START EXTRACTED ENTRIES

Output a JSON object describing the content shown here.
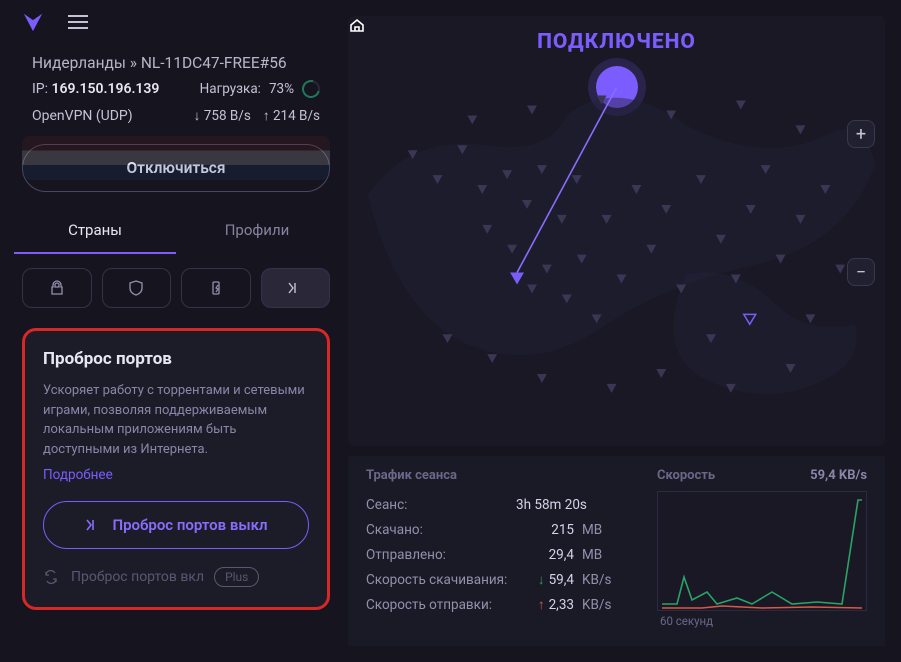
{
  "conn": {
    "breadcrumb": "Нидерланды » NL-11DC47-FREE#56",
    "ip_label": "IP:",
    "ip": "169.150.196.139",
    "load_label": "Нагрузка:",
    "load_value": "73%",
    "protocol": "OpenVPN (UDP)",
    "down": "758 B/s",
    "up": "214 B/s",
    "disconnect": "Отключиться"
  },
  "tabs": {
    "countries": "Страны",
    "profiles": "Профили"
  },
  "panel": {
    "title": "Проброс портов",
    "desc": "Ускоряет работу с торрентами и сетевыми играми, позволяя поддерживаемым локальным приложениям быть доступными из Интернета.",
    "more": "Подробнее",
    "off_btn": "Проброс портов выкл",
    "on_label": "Проброс портов вкл",
    "plus_badge": "Plus"
  },
  "main": {
    "status": "ПОДКЛЮЧЕНО"
  },
  "stats": {
    "traffic_header": "Трафик сеанса",
    "speed_header": "Скорость",
    "speed_max": "59,4 KB/s",
    "rows": {
      "session_k": "Сеанс:",
      "session_v": "3h 58m 20s",
      "downloaded_k": "Скачано:",
      "downloaded_v": "215",
      "downloaded_u": "MB",
      "uploaded_k": "Отправлено:",
      "uploaded_v": "29,4",
      "uploaded_u": "MB",
      "dlspeed_k": "Скорость скачивания:",
      "dlspeed_v": "59,4",
      "dlspeed_u": "KB/s",
      "ulspeed_k": "Скорость отправки:",
      "ulspeed_v": "2,33",
      "ulspeed_u": "KB/s"
    },
    "chart_x": "60 секунд"
  },
  "zoom": {
    "in": "+",
    "out": "−"
  },
  "win": {
    "min": "—",
    "max": "☐",
    "close": "✕"
  }
}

END EXTRACTED ENTRIES

» **OBJECTIVE**: Return the material exactly as given, apart from the pictures.

» **SOLUTION FOR THIS PROBLEM**:
Output a JSON object describing the content shown here.
{
  "conn": {
    "breadcrumb": "Нидерланды » NL-11DC47-FREE#56",
    "ip_label": "IP:",
    "ip": "169.150.196.139",
    "load_label": "Нагрузка:",
    "load_value": "73%",
    "protocol": "OpenVPN (UDP)",
    "down": "758 B/s",
    "up": "214 B/s",
    "disconnect": "Отключиться"
  },
  "tabs": {
    "countries": "Страны",
    "profiles": "Профили"
  },
  "panel": {
    "title": "Проброс портов",
    "desc": "Ускоряет работу с торрентами и сетевыми играми, позволяя поддерживаемым локальным приложениям быть доступными из Интернета.",
    "more": "Подробнее",
    "off_btn": "Проброс портов выкл",
    "on_label": "Проброс портов вкл",
    "plus_badge": "Plus"
  },
  "main": {
    "status": "ПОДКЛЮЧЕНО"
  },
  "stats": {
    "traffic_header": "Трафик сеанса",
    "speed_header": "Скорость",
    "speed_max": "59,4 KB/s",
    "rows": {
      "session_k": "Сеанс:",
      "session_v": "3h 58m 20s",
      "downloaded_k": "Скачано:",
      "downloaded_v": "215",
      "downloaded_u": "MB",
      "uploaded_k": "Отправлено:",
      "uploaded_v": "29,4",
      "uploaded_u": "MB",
      "dlspeed_k": "Скорость скачивания:",
      "dlspeed_v": "59,4",
      "dlspeed_u": "KB/s",
      "ulspeed_k": "Скорость отправки:",
      "ulspeed_v": "2,33",
      "ulspeed_u": "KB/s"
    },
    "chart_x": "60 секунд"
  },
  "zoom": {
    "in": "+",
    "out": "−"
  },
  "win": {
    "min": "—",
    "max": "☐",
    "close": "✕"
  }
}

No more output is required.